Return the records exactly as they are.

++++

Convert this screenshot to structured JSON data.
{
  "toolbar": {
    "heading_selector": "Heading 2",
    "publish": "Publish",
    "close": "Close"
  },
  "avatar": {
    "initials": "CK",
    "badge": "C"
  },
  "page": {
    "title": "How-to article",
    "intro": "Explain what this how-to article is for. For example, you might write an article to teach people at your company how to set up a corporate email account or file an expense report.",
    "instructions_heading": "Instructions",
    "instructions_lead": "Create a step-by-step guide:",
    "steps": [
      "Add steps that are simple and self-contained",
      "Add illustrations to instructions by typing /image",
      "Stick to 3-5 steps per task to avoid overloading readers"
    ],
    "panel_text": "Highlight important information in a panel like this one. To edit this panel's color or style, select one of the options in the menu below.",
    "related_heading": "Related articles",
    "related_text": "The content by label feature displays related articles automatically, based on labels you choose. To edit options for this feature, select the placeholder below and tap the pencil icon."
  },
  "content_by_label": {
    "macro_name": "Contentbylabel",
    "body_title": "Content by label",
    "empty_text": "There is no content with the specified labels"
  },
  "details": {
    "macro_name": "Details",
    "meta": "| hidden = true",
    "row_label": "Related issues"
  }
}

++++

Worked solution:
Convert this screenshot to structured JSON data.
{
  "toolbar": {
    "heading_selector": "Heading 2",
    "publish": "Publish",
    "close": "Close"
  },
  "avatar": {
    "initials": "CK",
    "badge": "C"
  },
  "page": {
    "title": "How-to article",
    "intro": "Explain what this how-to article is for. For example, you might write an article to teach people at your company how to set up a corporate email account or file an expense report.",
    "instructions_heading": "Instructions",
    "instructions_lead": "Create a step-by-step guide:",
    "steps": [
      "Add steps that are simple and self-contained",
      "Add illustrations to instructions by typing /image",
      "Stick to 3-5 steps per task to avoid overloading readers"
    ],
    "panel_text": "Highlight important information in a panel like this one. To edit this panel's color or style, select one of the options in the menu below.",
    "related_heading": "Related articles",
    "related_text": "The content by label feature displays related articles automatically, based on labels you choose. To edit options for this feature, select the placeholder below and tap the pencil icon."
  },
  "content_by_label": {
    "macro_name": "Contentbylabel",
    "body_title": "Content by label",
    "empty_text": "There is no content with the specified labels"
  },
  "details": {
    "macro_name": "Details",
    "meta": "| hidden = true",
    "row_label": "Related issues"
  }
}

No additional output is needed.